— Task to complete —
Search the data for the string "icon" and gather each line it is in.
— Start Records to process —
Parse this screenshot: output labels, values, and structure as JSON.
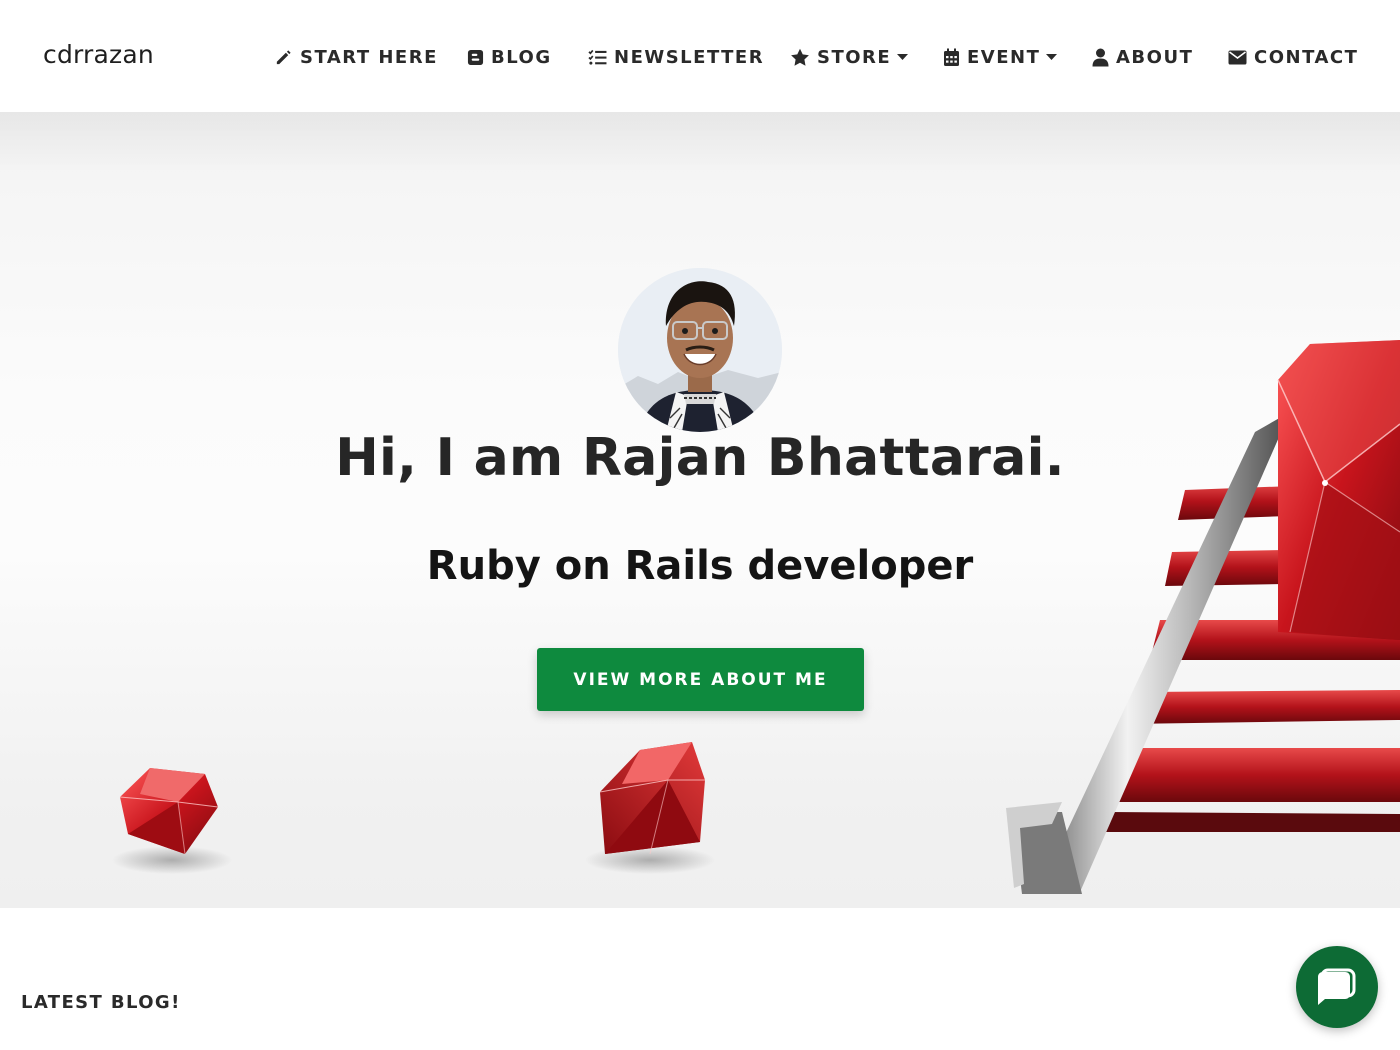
{
  "header": {
    "brand": "cdrrazan",
    "nav": [
      {
        "label": "START HERE",
        "icon": "pencil-icon"
      },
      {
        "label": "BLOG",
        "icon": "blogger-icon"
      },
      {
        "label": "NEWSLETTER",
        "icon": "list-check-icon"
      },
      {
        "label": "STORE",
        "icon": "star-icon",
        "dropdown": true
      },
      {
        "label": "EVENT",
        "icon": "calendar-icon",
        "dropdown": true
      },
      {
        "label": "ABOUT",
        "icon": "user-icon"
      },
      {
        "label": "CONTACT",
        "icon": "envelope-icon"
      }
    ]
  },
  "hero": {
    "headline": "Hi, I am Rajan Bhattarai.",
    "subtitle": "Ruby on Rails developer",
    "cta_label": "VIEW MORE ABOUT ME"
  },
  "sections": {
    "latest_blog_title": "LATEST BLOG!"
  },
  "chat": {
    "icon": "chat-bubble-icon"
  },
  "colors": {
    "accent_green": "#0e8a3e",
    "chat_green": "#0d6b35",
    "ruby_red": "#c0121a"
  }
}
— End Records to process —
— Full answer —
        "icon": "pencil-icon"
        "icon": "blogger-icon"
        "icon": "list-check-icon"
        "icon": "star-icon",
        "icon": "calendar-icon",
        "icon": "user-icon"
        "icon": "envelope-icon"
    "icon": "chat-bubble-icon"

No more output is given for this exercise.